**EXERCISE AIM**
Quote every line as given.

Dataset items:
········

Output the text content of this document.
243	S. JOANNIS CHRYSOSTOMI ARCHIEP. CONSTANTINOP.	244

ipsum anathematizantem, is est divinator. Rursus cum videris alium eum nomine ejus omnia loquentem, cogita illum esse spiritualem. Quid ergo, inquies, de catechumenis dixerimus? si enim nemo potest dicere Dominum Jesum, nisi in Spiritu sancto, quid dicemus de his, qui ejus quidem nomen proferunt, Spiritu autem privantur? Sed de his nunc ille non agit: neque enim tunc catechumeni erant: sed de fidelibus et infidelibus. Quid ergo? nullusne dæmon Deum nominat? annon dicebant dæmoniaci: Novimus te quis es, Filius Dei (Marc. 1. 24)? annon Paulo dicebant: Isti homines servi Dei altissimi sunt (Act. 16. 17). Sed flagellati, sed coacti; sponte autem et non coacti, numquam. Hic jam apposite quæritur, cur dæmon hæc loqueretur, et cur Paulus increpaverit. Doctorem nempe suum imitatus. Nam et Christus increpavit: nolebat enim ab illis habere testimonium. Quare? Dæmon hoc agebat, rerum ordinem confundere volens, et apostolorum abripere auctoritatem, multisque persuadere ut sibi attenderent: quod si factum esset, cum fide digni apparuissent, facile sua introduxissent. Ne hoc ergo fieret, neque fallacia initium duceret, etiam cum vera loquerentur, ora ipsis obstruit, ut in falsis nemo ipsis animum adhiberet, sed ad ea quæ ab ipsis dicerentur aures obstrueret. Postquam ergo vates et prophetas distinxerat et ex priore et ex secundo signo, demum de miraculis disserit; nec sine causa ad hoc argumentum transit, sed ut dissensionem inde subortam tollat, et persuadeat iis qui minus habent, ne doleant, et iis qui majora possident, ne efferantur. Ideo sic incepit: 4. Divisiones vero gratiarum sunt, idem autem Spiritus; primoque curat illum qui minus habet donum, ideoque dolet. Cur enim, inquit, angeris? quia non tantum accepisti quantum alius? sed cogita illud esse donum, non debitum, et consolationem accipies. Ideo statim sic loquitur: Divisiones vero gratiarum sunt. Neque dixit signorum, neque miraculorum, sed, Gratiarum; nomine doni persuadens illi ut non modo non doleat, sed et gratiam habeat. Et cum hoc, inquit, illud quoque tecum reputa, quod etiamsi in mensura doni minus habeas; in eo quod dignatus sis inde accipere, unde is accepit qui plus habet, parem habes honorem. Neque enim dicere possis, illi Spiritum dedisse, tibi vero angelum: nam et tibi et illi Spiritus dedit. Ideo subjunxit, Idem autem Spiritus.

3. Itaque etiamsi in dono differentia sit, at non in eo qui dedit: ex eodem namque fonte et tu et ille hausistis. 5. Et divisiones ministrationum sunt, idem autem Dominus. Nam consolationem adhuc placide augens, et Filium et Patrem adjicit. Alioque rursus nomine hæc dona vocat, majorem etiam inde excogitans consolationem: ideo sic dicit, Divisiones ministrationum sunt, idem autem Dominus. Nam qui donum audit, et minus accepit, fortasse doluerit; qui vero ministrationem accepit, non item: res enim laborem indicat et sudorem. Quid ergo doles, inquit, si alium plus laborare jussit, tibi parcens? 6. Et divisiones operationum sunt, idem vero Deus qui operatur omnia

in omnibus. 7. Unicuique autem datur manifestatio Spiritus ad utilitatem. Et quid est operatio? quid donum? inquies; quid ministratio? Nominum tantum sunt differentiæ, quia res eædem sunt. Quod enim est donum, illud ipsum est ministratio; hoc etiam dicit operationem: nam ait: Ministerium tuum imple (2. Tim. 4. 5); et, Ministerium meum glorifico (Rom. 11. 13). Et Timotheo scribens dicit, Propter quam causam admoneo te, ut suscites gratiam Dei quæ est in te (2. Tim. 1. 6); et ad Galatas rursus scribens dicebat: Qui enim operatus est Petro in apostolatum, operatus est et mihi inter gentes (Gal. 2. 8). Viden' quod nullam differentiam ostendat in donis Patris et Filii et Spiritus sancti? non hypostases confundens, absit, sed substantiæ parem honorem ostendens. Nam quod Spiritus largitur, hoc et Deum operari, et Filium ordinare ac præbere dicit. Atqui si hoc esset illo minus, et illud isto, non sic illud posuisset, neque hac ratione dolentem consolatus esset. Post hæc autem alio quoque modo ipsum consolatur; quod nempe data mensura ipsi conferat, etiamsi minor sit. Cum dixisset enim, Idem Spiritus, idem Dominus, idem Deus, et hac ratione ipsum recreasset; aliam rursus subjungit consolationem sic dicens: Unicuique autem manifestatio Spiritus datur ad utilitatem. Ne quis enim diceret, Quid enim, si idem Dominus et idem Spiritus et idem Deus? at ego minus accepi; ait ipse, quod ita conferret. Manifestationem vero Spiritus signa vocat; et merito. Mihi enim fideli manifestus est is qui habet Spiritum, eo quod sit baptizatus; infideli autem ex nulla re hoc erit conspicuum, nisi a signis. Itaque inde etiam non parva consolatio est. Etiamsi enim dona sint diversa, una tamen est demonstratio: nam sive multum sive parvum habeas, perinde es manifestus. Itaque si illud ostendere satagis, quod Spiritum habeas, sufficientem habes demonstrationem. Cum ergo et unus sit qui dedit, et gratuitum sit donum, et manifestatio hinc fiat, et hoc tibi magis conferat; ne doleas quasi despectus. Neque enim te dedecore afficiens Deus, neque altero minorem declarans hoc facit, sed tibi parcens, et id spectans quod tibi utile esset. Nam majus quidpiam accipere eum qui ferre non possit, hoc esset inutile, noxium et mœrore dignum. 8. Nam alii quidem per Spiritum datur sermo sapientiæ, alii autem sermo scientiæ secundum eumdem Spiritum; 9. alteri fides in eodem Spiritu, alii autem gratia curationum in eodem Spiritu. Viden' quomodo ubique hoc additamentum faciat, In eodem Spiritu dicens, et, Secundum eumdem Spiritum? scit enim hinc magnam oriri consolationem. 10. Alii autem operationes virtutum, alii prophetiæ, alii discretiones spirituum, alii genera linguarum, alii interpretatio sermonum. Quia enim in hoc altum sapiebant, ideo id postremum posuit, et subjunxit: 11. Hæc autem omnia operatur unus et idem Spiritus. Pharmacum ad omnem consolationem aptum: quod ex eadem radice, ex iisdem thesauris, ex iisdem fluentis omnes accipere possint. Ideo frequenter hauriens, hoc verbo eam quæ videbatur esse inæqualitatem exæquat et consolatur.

········

**RESPONSE**
Output the text content of this document.
243	S. JOANNIS CHRYSOSTOMI ARCHIEP. CONSTANTINOP.	244

ipsum anathematizantem, is est divinator. Rursus cum videris alium eum nomine ejus omnia loquentem, cogita illum esse spiritualem. Quid ergo, inquies, de catechumenis dixerimus? si enim nemo potest dicere Dominum Jesum, nisi in Spiritu sancto, quid dicemus de his, qui ejus quidem nomen proferunt, Spiritu autem privantur? Sed de his nunc ille non agit: neque enim tunc catechumeni erant: sed de fidelibus et infidelibus. Quid ergo? nullusne dæmon Deum nominat? annon dicebant dæmoniaci: Novimus te quis es, Filius Dei (Marc. 1. 24)? annon Paulo dicebant: Isti homines servi Dei altissimi sunt (Act. 16. 17). Sed flagellati, sed coacti; sponte autem et non coacti, numquam. Hic jam apposite quæritur, cur dæmon hæc loqueretur, et cur Paulus increpaverit. Doctorem nempe suum imitatus. Nam et Christus increpavit: nolebat enim ab illis habere testimonium. Quare? Dæmon hoc agebat, rerum ordinem confundere volens, et apostolorum abripere auctoritatem, multisque persuadere ut sibi attenderent: quod si factum esset, cum fide digni apparuissent, facile sua introduxissent. Ne hoc ergo fieret, neque fallacia initium duceret, etiam cum vera loquerentur, ora ipsis obstruit, ut in falsis nemo ipsis animum adhiberet, sed ad ea quæ ab ipsis dicerentur aures obstrueret. Postquam ergo vates et prophetas distinxerat et ex priore et ex secundo signo, demum de miraculis disserit; nec sine causa ad hoc argumentum transit, sed ut dissensionem inde subortam tollat, et persuadeat iis qui minus habent, ne doleant, et iis qui majora possident, ne efferantur. Ideo sic incepit: 4. Divisiones vero gratiarum sunt, idem autem Spiritus; primoque curat illum qui minus habet donum, ideoque dolet. Cur enim, inquit, angeris? quia non tantum accepisti quantum alius? sed cogita illud esse donum, non debitum, et consolationem accipies. Ideo statim sic loquitur: Divisiones vero gratiarum sunt. Neque dixit signorum, neque miraculorum, sed, Gratiarum; nomine doni persuadens illi ut non modo non doleat, sed et gratiam habeat. Et cum hoc, inquit, illud quoque tecum reputa, quod etiamsi in mensura doni minus habeas; in eo quod dignatus sis inde accipere, unde is accepit qui plus habet, parem habes honorem. Neque enim dicere possis, illi Spiritum dedisse, tibi vero angelum: nam et tibi et illi Spiritus dedit. Ideo subjunxit, Idem autem Spiritus.

3. Itaque etiamsi in dono differentia sit, at non in eo qui dedit: ex eodem namque fonte et tu et ille hausistis. 5. Et divisiones ministrationum sunt, idem autem Dominus. Nam consolationem adhuc placide augens, et Filium et Patrem adjicit. Alioque rursus nomine hæc dona vocat, majorem etiam inde excogitans consolationem: ideo sic dicit, Divisiones ministrationum sunt, idem autem Dominus. Nam qui donum audit, et minus accepit, fortasse doluerit; qui vero ministrationem accepit, non item: res enim laborem indicat et sudorem. Quid ergo doles, inquit, si alium plus laborare jussit, tibi parcens? 6. Et divisiones operationum sunt, idem vero Deus qui operatur omnia

in omnibus. 7. Unicuique autem datur manifestatio Spiritus ad utilitatem. Et quid est operatio? quid donum? inquies; quid ministratio? Nominum tantum sunt differentiæ, quia res eædem sunt. Quod enim est donum, illud ipsum est ministratio; hoc etiam dicit operationem: nam ait: Ministerium tuum imple (2. Tim. 4. 5); et, Ministerium meum glorifico (Rom. 11. 13). Et Timotheo scribens dicit, Propter quam causam admoneo te, ut suscites gratiam Dei quæ est in te (2. Tim. 1. 6); et ad Galatas rursus scribens dicebat: Qui enim operatus est Petro in apostolatum, operatus est et mihi inter gentes (Gal. 2. 8). Viden' quod nullam differentiam ostendat in donis Patris et Filii et Spiritus sancti? non hypostases confundens, absit, sed substantiæ parem honorem ostendens. Nam quod Spiritus largitur, hoc et Deum operari, et Filium ordinare ac præbere dicit. Atqui si hoc esset illo minus, et illud isto, non sic illud posuisset, neque hac ratione dolentem consolatus esset. Post hæc autem alio quoque modo ipsum consolatur; quod nempe data mensura ipsi conferat, etiamsi minor sit. Cum dixisset enim, Idem Spiritus, idem Dominus, idem Deus, et hac ratione ipsum recreasset; aliam rursus subjungit consolationem sic dicens: Unicuique autem manifestatio Spiritus datur ad utilitatem. Ne quis enim diceret, Quid enim, si idem Dominus et idem Spiritus et idem Deus? at ego minus accepi; ait ipse, quod ita conferret. Manifestationem vero Spiritus signa vocat; et merito. Mihi enim fideli manifestus est is qui habet Spiritum, eo quod sit baptizatus; infideli autem ex nulla re hoc erit conspicuum, nisi a signis. Itaque inde etiam non parva consolatio est. Etiamsi enim dona sint diversa, una tamen est demonstratio: nam sive multum sive parvum habeas, perinde es manifestus. Itaque si illud ostendere satagis, quod Spiritum habeas, sufficientem habes demonstrationem. Cum ergo et unus sit qui dedit, et gratuitum sit donum, et manifestatio hinc fiat, et hoc tibi magis conferat; ne doleas quasi despectus. Neque enim te dedecore afficiens Deus, neque altero minorem declarans hoc facit, sed tibi parcens, et id spectans quod tibi utile esset. Nam majus quidpiam accipere eum qui ferre non possit, hoc esset inutile, noxium et mœrore dignum. 8. Nam alii quidem per Spiritum datur sermo sapientiæ, alii autem sermo scientiæ secundum eumdem Spiritum; 9. alteri fides in eodem Spiritu, alii autem gratia curationum in eodem Spiritu. Viden' quomodo ubique hoc additamentum faciat, In eodem Spiritu dicens, et, Secundum eumdem Spiritum? scit enim hinc magnam oriri consolationem. 10. Alii autem operationes virtutum, alii prophetiæ, alii discretiones spirituum, alii genera linguarum, alii interpretatio sermonum. Quia enim in hoc altum sapiebant, ideo id postremum posuit, et subjunxit: 11. Hæc autem omnia operatur unus et idem Spiritus. Pharmacum ad omnem consolationem aptum: quod ex eadem radice, ex iisdem thesauris, ex iisdem fluentis omnes accipere possint. Ideo frequenter hauriens, hoc verbo eam quæ videbatur esse inæqualitatem exæquat et consolatur.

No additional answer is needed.